[START EXTRACTED ENTRIES]
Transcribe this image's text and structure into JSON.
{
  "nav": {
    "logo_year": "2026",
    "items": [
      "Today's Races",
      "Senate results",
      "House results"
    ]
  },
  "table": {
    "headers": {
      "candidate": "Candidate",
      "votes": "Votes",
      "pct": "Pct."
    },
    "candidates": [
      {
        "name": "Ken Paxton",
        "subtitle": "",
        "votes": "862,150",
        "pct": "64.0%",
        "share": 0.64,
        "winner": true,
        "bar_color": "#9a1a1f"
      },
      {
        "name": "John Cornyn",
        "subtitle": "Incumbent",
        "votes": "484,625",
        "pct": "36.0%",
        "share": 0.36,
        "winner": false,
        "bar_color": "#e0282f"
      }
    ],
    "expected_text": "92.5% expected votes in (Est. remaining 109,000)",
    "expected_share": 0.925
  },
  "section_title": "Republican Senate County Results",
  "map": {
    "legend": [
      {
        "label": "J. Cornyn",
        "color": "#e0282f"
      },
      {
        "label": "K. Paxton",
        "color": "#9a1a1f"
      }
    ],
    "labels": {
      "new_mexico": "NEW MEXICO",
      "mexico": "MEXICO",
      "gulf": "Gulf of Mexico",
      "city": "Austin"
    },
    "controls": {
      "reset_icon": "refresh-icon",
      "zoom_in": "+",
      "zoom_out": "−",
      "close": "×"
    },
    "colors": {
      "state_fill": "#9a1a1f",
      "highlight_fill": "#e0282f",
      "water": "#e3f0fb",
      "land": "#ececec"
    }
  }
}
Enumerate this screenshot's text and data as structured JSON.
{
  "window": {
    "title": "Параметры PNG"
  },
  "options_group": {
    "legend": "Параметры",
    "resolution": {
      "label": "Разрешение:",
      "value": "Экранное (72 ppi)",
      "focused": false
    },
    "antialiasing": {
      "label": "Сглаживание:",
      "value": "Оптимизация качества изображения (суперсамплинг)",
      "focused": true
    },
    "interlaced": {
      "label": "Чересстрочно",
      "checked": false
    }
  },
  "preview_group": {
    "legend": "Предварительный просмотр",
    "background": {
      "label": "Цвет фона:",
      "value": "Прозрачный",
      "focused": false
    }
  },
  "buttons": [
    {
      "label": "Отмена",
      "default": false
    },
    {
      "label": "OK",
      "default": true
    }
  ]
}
[END EXTRACTED ENTRIES]
- **GOAL**
The records above are to be repeated exactly, in their entirety.

- **FINISHED EXERCISE**
Transcribe this image's text and structure into JSON.
{
  "nav": {
    "logo_year": "2026",
    "items": [
      "Today's Races",
      "Senate results",
      "House results"
    ]
  },
  "table": {
    "headers": {
      "candidate": "Candidate",
      "votes": "Votes",
      "pct": "Pct."
    },
    "candidates": [
      {
        "name": "Ken Paxton",
        "subtitle": "",
        "votes": "862,150",
        "pct": "64.0%",
        "share": 0.64,
        "winner": true,
        "bar_color": "#9a1a1f"
      },
      {
        "name": "John Cornyn",
        "subtitle": "Incumbent",
        "votes": "484,625",
        "pct": "36.0%",
        "share": 0.36,
        "winner": false,
        "bar_color": "#e0282f"
      }
    ],
    "expected_text": "92.5% expected votes in (Est. remaining 109,000)",
    "expected_share": 0.925
  },
  "section_title": "Republican Senate County Results",
  "map": {
    "legend": [
      {
        "label": "J. Cornyn",
        "color": "#e0282f"
      },
      {
        "label": "K. Paxton",
        "color": "#9a1a1f"
      }
    ],
    "labels": {
      "new_mexico": "NEW MEXICO",
      "mexico": "MEXICO",
      "gulf": "Gulf of Mexico",
      "city": "Austin"
    },
    "controls": {
      "reset_icon": "refresh-icon",
      "zoom_in": "+",
      "zoom_out": "−",
      "close": "×"
    },
    "colors": {
      "state_fill": "#9a1a1f",
      "highlight_fill": "#e0282f",
      "water": "#e3f0fb",
      "land": "#ececec"
    }
  }
}
Enumerate this screenshot's text and data as structured JSON.
{
  "window": {
    "title": "Параметры PNG"
  },
  "options_group": {
    "legend": "Параметры",
    "resolution": {
      "label": "Разрешение:",
      "value": "Экранное (72 ppi)",
      "focused": false
    },
    "antialiasing": {
      "label": "Сглаживание:",
      "value": "Оптимизация качества изображения (суперсамплинг)",
      "focused": true
    },
    "interlaced": {
      "label": "Чересстрочно",
      "checked": false
    }
  },
  "preview_group": {
    "legend": "Предварительный просмотр",
    "background": {
      "label": "Цвет фона:",
      "value": "Прозрачный",
      "focused": false
    }
  },
  "buttons": [
    {
      "label": "Отмена",
      "default": false
    },
    {
      "label": "OK",
      "default": true
    }
  ]
}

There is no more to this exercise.